#### TASK BRIEF
Extract from the listing each line in which the word "ylabel" appears.

[Records from a collection]
┄┄┄┄┄┄
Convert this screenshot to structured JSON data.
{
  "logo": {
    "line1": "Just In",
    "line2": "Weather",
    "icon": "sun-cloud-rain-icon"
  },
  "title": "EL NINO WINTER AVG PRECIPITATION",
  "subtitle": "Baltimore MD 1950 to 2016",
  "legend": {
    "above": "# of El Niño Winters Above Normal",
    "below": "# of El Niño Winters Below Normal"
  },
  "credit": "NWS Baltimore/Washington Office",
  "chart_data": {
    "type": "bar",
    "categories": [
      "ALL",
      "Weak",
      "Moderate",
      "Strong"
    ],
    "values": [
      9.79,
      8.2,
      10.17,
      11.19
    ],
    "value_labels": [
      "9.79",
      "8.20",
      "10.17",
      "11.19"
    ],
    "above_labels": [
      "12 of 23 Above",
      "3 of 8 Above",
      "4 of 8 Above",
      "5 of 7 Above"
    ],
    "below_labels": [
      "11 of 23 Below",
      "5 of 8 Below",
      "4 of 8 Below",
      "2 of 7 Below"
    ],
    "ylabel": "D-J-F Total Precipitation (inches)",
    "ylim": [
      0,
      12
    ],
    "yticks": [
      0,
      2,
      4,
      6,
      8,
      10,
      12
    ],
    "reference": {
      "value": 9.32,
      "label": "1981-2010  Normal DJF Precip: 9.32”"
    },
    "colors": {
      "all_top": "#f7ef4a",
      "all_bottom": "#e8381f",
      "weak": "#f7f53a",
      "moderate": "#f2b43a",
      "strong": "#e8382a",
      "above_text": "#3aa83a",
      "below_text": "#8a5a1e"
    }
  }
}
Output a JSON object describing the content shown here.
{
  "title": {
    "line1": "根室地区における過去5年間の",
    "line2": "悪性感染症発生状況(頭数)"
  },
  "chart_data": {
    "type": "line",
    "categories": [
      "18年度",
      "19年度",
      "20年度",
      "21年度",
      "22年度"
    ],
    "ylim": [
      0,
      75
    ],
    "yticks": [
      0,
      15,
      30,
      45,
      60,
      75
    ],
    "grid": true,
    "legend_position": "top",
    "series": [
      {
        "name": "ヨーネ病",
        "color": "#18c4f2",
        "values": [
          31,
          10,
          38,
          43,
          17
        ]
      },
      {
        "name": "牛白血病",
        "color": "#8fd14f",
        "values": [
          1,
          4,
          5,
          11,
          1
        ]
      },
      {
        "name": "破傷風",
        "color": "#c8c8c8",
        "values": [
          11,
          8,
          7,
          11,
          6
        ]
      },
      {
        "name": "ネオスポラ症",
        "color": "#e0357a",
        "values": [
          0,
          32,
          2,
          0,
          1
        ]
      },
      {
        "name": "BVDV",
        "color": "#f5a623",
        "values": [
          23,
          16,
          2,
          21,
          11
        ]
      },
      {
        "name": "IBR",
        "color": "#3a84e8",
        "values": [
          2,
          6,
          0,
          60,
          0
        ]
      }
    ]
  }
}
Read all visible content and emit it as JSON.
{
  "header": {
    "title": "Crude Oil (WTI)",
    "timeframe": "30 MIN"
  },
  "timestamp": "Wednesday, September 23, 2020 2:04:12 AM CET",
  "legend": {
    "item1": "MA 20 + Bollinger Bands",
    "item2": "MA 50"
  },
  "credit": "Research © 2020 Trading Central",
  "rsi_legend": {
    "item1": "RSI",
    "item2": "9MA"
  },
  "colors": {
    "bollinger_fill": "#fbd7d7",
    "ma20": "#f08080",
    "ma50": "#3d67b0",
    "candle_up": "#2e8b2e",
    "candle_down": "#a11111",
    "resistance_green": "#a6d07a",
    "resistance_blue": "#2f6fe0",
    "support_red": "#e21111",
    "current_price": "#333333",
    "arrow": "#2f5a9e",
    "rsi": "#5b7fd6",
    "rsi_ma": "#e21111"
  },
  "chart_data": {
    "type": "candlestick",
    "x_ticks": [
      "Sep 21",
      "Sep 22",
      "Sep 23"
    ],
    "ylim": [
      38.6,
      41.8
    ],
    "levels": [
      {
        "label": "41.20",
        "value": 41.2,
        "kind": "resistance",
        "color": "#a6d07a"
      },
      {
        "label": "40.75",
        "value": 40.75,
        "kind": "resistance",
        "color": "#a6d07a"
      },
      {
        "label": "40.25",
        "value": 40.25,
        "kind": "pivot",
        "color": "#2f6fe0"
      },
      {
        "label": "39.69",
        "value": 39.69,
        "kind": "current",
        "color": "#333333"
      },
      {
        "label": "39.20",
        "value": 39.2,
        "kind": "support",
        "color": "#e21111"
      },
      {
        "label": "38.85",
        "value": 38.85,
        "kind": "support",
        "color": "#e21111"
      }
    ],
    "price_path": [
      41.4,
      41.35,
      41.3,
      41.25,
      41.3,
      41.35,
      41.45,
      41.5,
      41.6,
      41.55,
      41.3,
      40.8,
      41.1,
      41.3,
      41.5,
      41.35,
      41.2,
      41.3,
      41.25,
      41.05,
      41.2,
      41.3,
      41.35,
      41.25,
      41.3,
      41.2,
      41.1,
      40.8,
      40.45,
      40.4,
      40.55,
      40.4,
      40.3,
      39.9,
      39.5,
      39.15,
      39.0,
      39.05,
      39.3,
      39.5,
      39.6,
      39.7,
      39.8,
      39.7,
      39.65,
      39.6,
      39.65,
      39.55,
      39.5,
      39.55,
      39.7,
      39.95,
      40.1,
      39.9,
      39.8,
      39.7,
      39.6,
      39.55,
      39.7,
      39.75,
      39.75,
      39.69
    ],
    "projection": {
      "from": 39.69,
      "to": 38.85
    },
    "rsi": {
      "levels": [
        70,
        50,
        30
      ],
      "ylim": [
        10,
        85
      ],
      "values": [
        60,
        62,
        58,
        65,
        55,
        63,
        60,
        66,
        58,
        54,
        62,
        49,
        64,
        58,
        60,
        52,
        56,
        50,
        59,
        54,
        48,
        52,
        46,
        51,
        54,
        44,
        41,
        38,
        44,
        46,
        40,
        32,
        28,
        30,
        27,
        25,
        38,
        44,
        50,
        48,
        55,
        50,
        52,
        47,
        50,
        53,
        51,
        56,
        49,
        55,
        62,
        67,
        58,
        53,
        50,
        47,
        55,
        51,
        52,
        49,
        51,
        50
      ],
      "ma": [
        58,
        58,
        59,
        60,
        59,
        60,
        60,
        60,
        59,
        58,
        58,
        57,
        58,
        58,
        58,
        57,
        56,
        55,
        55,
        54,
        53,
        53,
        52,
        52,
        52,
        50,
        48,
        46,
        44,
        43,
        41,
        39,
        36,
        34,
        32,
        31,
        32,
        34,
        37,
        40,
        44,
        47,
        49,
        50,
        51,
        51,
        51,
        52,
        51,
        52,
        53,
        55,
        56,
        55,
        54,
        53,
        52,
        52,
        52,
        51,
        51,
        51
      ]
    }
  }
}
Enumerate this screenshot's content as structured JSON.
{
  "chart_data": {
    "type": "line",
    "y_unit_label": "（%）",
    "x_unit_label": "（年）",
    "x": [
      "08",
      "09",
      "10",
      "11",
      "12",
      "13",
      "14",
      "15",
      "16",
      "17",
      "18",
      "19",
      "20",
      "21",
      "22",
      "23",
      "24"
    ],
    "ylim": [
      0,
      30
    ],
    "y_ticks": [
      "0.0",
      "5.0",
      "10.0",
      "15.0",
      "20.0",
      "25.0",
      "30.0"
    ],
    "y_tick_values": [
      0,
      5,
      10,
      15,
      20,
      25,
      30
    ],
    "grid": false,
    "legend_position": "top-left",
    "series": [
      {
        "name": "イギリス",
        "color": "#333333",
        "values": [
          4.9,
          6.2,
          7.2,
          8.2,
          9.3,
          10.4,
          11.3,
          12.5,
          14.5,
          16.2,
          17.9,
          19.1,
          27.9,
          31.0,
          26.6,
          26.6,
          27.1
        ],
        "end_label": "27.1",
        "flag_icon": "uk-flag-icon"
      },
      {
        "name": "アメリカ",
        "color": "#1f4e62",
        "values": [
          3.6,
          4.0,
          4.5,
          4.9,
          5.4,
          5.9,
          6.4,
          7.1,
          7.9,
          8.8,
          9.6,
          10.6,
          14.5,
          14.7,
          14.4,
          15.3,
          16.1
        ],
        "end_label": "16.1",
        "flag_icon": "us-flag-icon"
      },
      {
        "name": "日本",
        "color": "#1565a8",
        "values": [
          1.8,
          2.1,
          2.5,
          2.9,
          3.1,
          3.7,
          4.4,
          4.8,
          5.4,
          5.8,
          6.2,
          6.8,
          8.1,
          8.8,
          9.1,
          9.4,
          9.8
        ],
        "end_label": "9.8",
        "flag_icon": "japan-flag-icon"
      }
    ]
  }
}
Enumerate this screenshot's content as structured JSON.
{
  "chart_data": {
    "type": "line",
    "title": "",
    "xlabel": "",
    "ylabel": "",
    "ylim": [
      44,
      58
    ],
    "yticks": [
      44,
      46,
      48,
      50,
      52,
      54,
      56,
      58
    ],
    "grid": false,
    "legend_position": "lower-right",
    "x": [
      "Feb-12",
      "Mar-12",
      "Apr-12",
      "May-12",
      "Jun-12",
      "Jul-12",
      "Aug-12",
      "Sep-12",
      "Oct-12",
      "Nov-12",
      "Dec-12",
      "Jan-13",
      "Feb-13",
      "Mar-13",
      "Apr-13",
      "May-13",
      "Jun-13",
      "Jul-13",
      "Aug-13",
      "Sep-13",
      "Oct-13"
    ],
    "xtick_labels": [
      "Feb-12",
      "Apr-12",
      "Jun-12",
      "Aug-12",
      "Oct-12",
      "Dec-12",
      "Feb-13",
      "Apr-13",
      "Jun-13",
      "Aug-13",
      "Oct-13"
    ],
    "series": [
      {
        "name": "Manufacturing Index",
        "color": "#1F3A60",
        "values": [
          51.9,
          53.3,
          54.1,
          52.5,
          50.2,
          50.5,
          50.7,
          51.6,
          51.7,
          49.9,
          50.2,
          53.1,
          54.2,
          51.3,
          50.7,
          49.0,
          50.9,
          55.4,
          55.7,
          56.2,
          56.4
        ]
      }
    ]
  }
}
┄┄┄┄┄┄
#### EXERCISE ANSWER
    "ylabel": "D-J-F Total Precipitation (inches)",
    "ylabel": "",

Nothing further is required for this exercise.